_The input_:
....

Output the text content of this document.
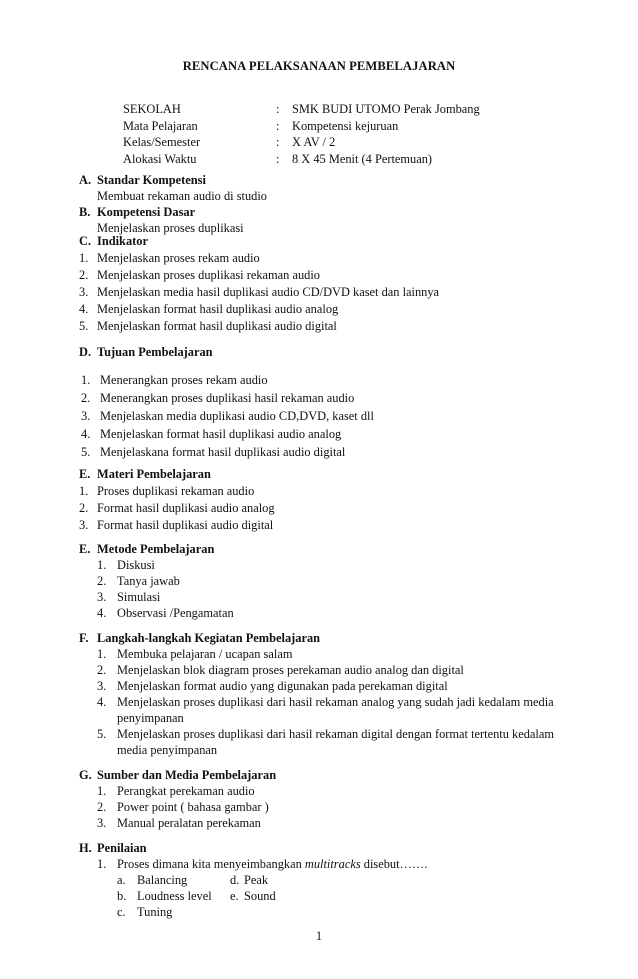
RENCANA PELAKSANAAN PEMBELAJARAN
SEKOLAH	: SMK BUDI UTOMO Perak Jombang
Mata Pelajaran	: Kompetensi kejuruan
Kelas/Semester	: X AV / 2
Alokasi Waktu	: 8 X 45 Menit (4 Pertemuan)
A. Standar Kompetensi
Membuat rekaman audio di studio
B. Kompetensi Dasar
Menjelaskan proses duplikasi
C. Indikator
1. Menjelaskan proses rekam audio
2. Menjelaskan proses duplikasi rekaman audio
3. Menjelaskan media hasil duplikasi audio CD/DVD kaset dan lainnya
4. Menjelaskan format hasil duplikasi audio analog
5. Menjelaskan format hasil duplikasi audio digital
D. Tujuan Pembelajaran
1. Menerangkan proses rekam audio
2. Menerangkan proses duplikasi hasil rekaman audio
3. Menjelaskan media duplikasi audio CD,DVD, kaset dll
4. Menjelaskan format hasil duplikasi audio analog
5. Menjelaskana format hasil duplikasi audio digital
E. Materi Pembelajaran
1. Proses duplikasi rekaman audio
2. Format hasil duplikasi audio analog
3. Format hasil duplikasi audio digital
E. Metode Pembelajaran
1. Diskusi
2. Tanya jawab
3. Simulasi
4. Observasi /Pengamatan
F. Langkah-langkah Kegiatan Pembelajaran
1. Membuka pelajaran / ucapan salam
2. Menjelaskan blok diagram proses perekaman audio analog dan digital
3. Menjelaskan format audio yang digunakan pada perekaman digital
4. Menjelaskan proses duplikasi dari hasil rekaman analog yang sudah jadi kedalam media
penyimpanan
5. Menjelaskan proses duplikasi dari hasil rekaman digital dengan format tertentu kedalam
media penyimpanan
G. Sumber dan Media Pembelajaran
1. Perangkat perekaman audio
2. Power point ( bahasa gambar )
3. Manual peralatan perekaman
H. Penilaian
1. Proses dimana kita menyeimbangkan multitracks disebut…….
a. Balancing	d. Peak
b. Loudness level e. Sound
c. Tuning
1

....

_Your task_: Scan the records above for the string "yang", then report every line that contains it.

_The solution_:
3. Menjelaskan format audio yang digunakan pada perekaman digital
4. Menjelaskan proses duplikasi dari hasil rekaman analog yang sudah jadi kedalam media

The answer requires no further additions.